What needs to be done →
Please give the data below again in full, exactly as it stands.

Given entries →
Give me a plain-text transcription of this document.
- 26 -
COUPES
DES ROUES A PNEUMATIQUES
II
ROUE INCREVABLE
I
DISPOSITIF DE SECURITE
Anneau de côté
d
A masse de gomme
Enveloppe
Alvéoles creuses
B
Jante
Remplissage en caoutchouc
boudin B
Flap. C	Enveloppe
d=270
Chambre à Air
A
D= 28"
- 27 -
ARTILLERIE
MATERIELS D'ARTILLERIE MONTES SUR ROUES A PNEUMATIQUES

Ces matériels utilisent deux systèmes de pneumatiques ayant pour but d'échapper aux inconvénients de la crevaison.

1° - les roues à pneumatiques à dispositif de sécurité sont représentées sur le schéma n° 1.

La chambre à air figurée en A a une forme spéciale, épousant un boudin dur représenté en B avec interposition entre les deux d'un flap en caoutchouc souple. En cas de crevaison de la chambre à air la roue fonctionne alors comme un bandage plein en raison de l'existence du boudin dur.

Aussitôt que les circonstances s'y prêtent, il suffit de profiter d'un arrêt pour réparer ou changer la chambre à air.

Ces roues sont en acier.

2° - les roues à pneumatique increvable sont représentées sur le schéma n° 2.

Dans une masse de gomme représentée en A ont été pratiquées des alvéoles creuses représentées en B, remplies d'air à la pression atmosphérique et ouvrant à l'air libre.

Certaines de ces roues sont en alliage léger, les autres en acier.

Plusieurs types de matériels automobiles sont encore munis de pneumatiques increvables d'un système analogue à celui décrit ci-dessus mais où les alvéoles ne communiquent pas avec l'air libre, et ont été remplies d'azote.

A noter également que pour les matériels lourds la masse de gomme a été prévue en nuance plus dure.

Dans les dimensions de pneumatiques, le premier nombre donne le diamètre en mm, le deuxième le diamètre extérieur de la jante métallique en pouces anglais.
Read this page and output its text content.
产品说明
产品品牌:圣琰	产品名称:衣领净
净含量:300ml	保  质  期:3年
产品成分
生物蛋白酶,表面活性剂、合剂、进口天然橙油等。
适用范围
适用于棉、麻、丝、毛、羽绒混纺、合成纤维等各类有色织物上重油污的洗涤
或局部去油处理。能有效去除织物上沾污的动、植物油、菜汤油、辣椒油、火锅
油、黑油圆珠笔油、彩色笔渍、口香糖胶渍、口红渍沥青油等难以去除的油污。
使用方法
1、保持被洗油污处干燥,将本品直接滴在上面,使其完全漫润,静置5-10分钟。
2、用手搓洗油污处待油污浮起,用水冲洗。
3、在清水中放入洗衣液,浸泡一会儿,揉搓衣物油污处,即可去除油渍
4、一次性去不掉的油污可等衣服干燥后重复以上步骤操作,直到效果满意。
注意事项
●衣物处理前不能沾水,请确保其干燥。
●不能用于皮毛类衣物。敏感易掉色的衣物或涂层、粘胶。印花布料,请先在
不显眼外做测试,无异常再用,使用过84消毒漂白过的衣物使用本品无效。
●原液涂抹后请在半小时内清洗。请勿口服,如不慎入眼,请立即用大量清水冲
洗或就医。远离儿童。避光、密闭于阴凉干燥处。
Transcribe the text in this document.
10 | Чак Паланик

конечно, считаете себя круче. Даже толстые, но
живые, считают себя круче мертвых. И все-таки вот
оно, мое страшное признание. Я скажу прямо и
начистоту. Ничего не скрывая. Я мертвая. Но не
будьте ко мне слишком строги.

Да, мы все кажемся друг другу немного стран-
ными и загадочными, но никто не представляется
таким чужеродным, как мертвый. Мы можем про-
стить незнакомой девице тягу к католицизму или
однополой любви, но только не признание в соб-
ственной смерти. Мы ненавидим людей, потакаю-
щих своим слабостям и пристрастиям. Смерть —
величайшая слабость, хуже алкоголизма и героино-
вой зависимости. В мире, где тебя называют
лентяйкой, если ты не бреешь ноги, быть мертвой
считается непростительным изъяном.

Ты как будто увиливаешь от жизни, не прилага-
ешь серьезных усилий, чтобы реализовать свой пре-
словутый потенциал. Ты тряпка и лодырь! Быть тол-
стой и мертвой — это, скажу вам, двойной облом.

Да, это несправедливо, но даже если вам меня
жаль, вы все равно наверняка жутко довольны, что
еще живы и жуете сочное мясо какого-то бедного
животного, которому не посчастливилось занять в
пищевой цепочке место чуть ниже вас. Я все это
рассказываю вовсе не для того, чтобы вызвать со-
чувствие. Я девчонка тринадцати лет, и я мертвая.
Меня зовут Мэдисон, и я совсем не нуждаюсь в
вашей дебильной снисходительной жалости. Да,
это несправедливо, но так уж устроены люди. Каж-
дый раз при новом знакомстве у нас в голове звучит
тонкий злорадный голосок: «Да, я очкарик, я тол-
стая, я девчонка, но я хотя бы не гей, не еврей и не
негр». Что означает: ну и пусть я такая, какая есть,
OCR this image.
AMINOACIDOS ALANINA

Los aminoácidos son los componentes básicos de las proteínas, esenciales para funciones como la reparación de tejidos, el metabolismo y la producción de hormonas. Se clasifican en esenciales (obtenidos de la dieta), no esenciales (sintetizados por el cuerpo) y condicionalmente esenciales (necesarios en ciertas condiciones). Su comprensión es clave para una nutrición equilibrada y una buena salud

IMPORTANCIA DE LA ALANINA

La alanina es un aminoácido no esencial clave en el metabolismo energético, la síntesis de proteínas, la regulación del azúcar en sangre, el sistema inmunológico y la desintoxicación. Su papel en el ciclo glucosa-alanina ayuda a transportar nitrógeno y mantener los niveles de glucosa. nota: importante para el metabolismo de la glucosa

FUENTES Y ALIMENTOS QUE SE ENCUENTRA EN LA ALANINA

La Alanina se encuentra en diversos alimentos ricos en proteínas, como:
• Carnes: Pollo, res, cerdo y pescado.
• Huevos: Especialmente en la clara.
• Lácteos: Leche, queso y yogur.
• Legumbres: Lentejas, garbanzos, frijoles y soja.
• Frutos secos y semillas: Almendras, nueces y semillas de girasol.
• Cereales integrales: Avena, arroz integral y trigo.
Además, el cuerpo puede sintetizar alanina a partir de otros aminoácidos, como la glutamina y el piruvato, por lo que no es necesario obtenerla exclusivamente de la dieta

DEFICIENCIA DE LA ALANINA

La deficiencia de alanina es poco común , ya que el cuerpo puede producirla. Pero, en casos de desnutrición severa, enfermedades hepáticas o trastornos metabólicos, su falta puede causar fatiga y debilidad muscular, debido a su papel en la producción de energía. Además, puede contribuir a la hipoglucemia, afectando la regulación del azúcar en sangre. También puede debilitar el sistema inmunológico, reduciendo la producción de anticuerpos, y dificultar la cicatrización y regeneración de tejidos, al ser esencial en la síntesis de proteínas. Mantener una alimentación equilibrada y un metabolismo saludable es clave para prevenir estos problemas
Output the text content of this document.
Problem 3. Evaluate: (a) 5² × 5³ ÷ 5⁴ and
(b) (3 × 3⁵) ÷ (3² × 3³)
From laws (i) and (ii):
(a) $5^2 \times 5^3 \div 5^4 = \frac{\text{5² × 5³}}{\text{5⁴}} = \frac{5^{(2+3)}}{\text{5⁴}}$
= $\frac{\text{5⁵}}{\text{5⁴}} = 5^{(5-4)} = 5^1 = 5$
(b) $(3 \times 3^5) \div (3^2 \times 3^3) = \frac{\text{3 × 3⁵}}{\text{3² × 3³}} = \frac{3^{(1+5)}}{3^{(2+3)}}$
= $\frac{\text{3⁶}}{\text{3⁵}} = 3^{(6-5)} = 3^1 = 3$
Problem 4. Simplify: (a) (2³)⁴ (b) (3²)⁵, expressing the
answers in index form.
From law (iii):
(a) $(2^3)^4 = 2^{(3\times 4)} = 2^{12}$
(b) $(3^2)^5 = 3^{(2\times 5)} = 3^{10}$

Solution for this task →
Give me a plain-text transcription of this document.
- 26 -
COUPES
DES ROUES A PNEUMATIQUES
II
ROUE INCREVABLE
I
DISPOSITIF DE SECURITE
Anneau de côté
d
A masse de gomme
Enveloppe
Alvéoles creuses
B
Jante
Remplissage en caoutchouc
boudin B
Flap. C	Enveloppe
d=270
Chambre à Air
A
D= 28"
- 27 -
ARTILLERIE
MATERIELS D'ARTILLERIE MONTES SUR ROUES A PNEUMATIQUES

Ces matériels utilisent deux systèmes de pneumatiques ayant pour but d'échapper aux inconvénients de la crevaison.

1° - les roues à pneumatiques à dispositif de sécurité sont représentées sur le schéma n° 1.

La chambre à air figurée en A a une forme spéciale, épousant un boudin dur représenté en B avec interposition entre les deux d'un flap en caoutchouc souple. En cas de crevaison de la chambre à air la roue fonctionne alors comme un bandage plein en raison de l'existence du boudin dur.

Aussitôt que les circonstances s'y prêtent, il suffit de profiter d'un arrêt pour réparer ou changer la chambre à air.

Ces roues sont en acier.

2° - les roues à pneumatique increvable sont représentées sur le schéma n° 2.

Dans une masse de gomme représentée en A ont été pratiquées des alvéoles creuses représentées en B, remplies d'air à la pression atmosphérique et ouvrant à l'air libre.

Certaines de ces roues sont en alliage léger, les autres en acier.

Plusieurs types de matériels automobiles sont encore munis de pneumatiques increvables d'un système analogue à celui décrit ci-dessus mais où les alvéoles ne communiquent pas avec l'air libre, et ont été remplies d'azote.

A noter également que pour les matériels lourds la masse de gomme a été prévue en nuance plus dure.

Dans les dimensions de pneumatiques, le premier nombre donne le diamètre en mm, le deuxième le diamètre extérieur de la jante métallique en pouces anglais.
Read this page and output its text content.
产品说明
产品品牌:圣琰	产品名称:衣领净
净含量:300ml	保  质  期:3年
产品成分
生物蛋白酶,表面活性剂、合剂、进口天然橙油等。
适用范围
适用于棉、麻、丝、毛、羽绒混纺、合成纤维等各类有色织物上重油污的洗涤
或局部去油处理。能有效去除织物上沾污的动、植物油、菜汤油、辣椒油、火锅
油、黑油圆珠笔油、彩色笔渍、口香糖胶渍、口红渍沥青油等难以去除的油污。
使用方法
1、保持被洗油污处干燥,将本品直接滴在上面,使其完全漫润,静置5-10分钟。
2、用手搓洗油污处待油污浮起,用水冲洗。
3、在清水中放入洗衣液,浸泡一会儿,揉搓衣物油污处,即可去除油渍
4、一次性去不掉的油污可等衣服干燥后重复以上步骤操作,直到效果满意。
注意事项
●衣物处理前不能沾水,请确保其干燥。
●不能用于皮毛类衣物。敏感易掉色的衣物或涂层、粘胶。印花布料,请先在
不显眼外做测试,无异常再用,使用过84消毒漂白过的衣物使用本品无效。
●原液涂抹后请在半小时内清洗。请勿口服,如不慎入眼,请立即用大量清水冲
洗或就医。远离儿童。避光、密闭于阴凉干燥处。
Transcribe the text in this document.
10 | Чак Паланик

конечно, считаете себя круче. Даже толстые, но
живые, считают себя круче мертвых. И все-таки вот
оно, мое страшное признание. Я скажу прямо и
начистоту. Ничего не скрывая. Я мертвая. Но не
будьте ко мне слишком строги.

Да, мы все кажемся друг другу немного стран-
ными и загадочными, но никто не представляется
таким чужеродным, как мертвый. Мы можем про-
стить незнакомой девице тягу к католицизму или
однополой любви, но только не признание в соб-
ственной смерти. Мы ненавидим людей, потакаю-
щих своим слабостям и пристрастиям. Смерть —
величайшая слабость, хуже алкоголизма и героино-
вой зависимости. В мире, где тебя называют
лентяйкой, если ты не бреешь ноги, быть мертвой
считается непростительным изъяном.

Ты как будто увиливаешь от жизни, не прилага-
ешь серьезных усилий, чтобы реализовать свой пре-
словутый потенциал. Ты тряпка и лодырь! Быть тол-
стой и мертвой — это, скажу вам, двойной облом.

Да, это несправедливо, но даже если вам меня
жаль, вы все равно наверняка жутко довольны, что
еще живы и жуете сочное мясо какого-то бедного
животного, которому не посчастливилось занять в
пищевой цепочке место чуть ниже вас. Я все это
рассказываю вовсе не для того, чтобы вызвать со-
чувствие. Я девчонка тринадцати лет, и я мертвая.
Меня зовут Мэдисон, и я совсем не нуждаюсь в
вашей дебильной снисходительной жалости. Да,
это несправедливо, но так уж устроены люди. Каж-
дый раз при новом знакомстве у нас в голове звучит
тонкий злорадный голосок: «Да, я очкарик, я тол-
стая, я девчонка, но я хотя бы не гей, не еврей и не
негр». Что означает: ну и пусть я такая, какая есть,
OCR this image.
AMINOACIDOS ALANINA

Los aminoácidos son los componentes básicos de las proteínas, esenciales para funciones como la reparación de tejidos, el metabolismo y la producción de hormonas. Se clasifican en esenciales (obtenidos de la dieta), no esenciales (sintetizados por el cuerpo) y condicionalmente esenciales (necesarios en ciertas condiciones). Su comprensión es clave para una nutrición equilibrada y una buena salud

IMPORTANCIA DE LA ALANINA

La alanina es un aminoácido no esencial clave en el metabolismo energético, la síntesis de proteínas, la regulación del azúcar en sangre, el sistema inmunológico y la desintoxicación. Su papel en el ciclo glucosa-alanina ayuda a transportar nitrógeno y mantener los niveles de glucosa. nota: importante para el metabolismo de la glucosa

FUENTES Y ALIMENTOS QUE SE ENCUENTRA EN LA ALANINA

La Alanina se encuentra en diversos alimentos ricos en proteínas, como:
• Carnes: Pollo, res, cerdo y pescado.
• Huevos: Especialmente en la clara.
• Lácteos: Leche, queso y yogur.
• Legumbres: Lentejas, garbanzos, frijoles y soja.
• Frutos secos y semillas: Almendras, nueces y semillas de girasol.
• Cereales integrales: Avena, arroz integral y trigo.
Además, el cuerpo puede sintetizar alanina a partir de otros aminoácidos, como la glutamina y el piruvato, por lo que no es necesario obtenerla exclusivamente de la dieta

DEFICIENCIA DE LA ALANINA

La deficiencia de alanina es poco común , ya que el cuerpo puede producirla. Pero, en casos de desnutrición severa, enfermedades hepáticas o trastornos metabólicos, su falta puede causar fatiga y debilidad muscular, debido a su papel en la producción de energía. Además, puede contribuir a la hipoglucemia, afectando la regulación del azúcar en sangre. También puede debilitar el sistema inmunológico, reduciendo la producción de anticuerpos, y dificultar la cicatrización y regeneración de tejidos, al ser esencial en la síntesis de proteínas. Mantener una alimentación equilibrada y un metabolismo saludable es clave para prevenir estos problemas
Output the text content of this document.
Problem 3. Evaluate: (a) 5² × 5³ ÷ 5⁴ and
(b) (3 × 3⁵) ÷ (3² × 3³)
From laws (i) and (ii):
(a) $5^2 \times 5^3 \div 5^4 = \frac{\text{5² × 5³}}{\text{5⁴}} = \frac{5^{(2+3)}}{\text{5⁴}}$
= $\frac{\text{5⁵}}{\text{5⁴}} = 5^{(5-4)} = 5^1 = 5$
(b) $(3 \times 3^5) \div (3^2 \times 3^3) = \frac{\text{3 × 3⁵}}{\text{3² × 3³}} = \frac{3^{(1+5)}}{3^{(2+3)}}$
= $\frac{\text{3⁶}}{\text{3⁵}} = 3^{(6-5)} = 3^1 = 3$
Problem 4. Simplify: (a) (2³)⁴ (b) (3²)⁵, expressing the
answers in index form.
From law (iii):
(a) $(2^3)^4 = 2^{(3\times 4)} = 2^{12}$
(b) $(3^2)^5 = 3^{(2\times 5)} = 3^{10}$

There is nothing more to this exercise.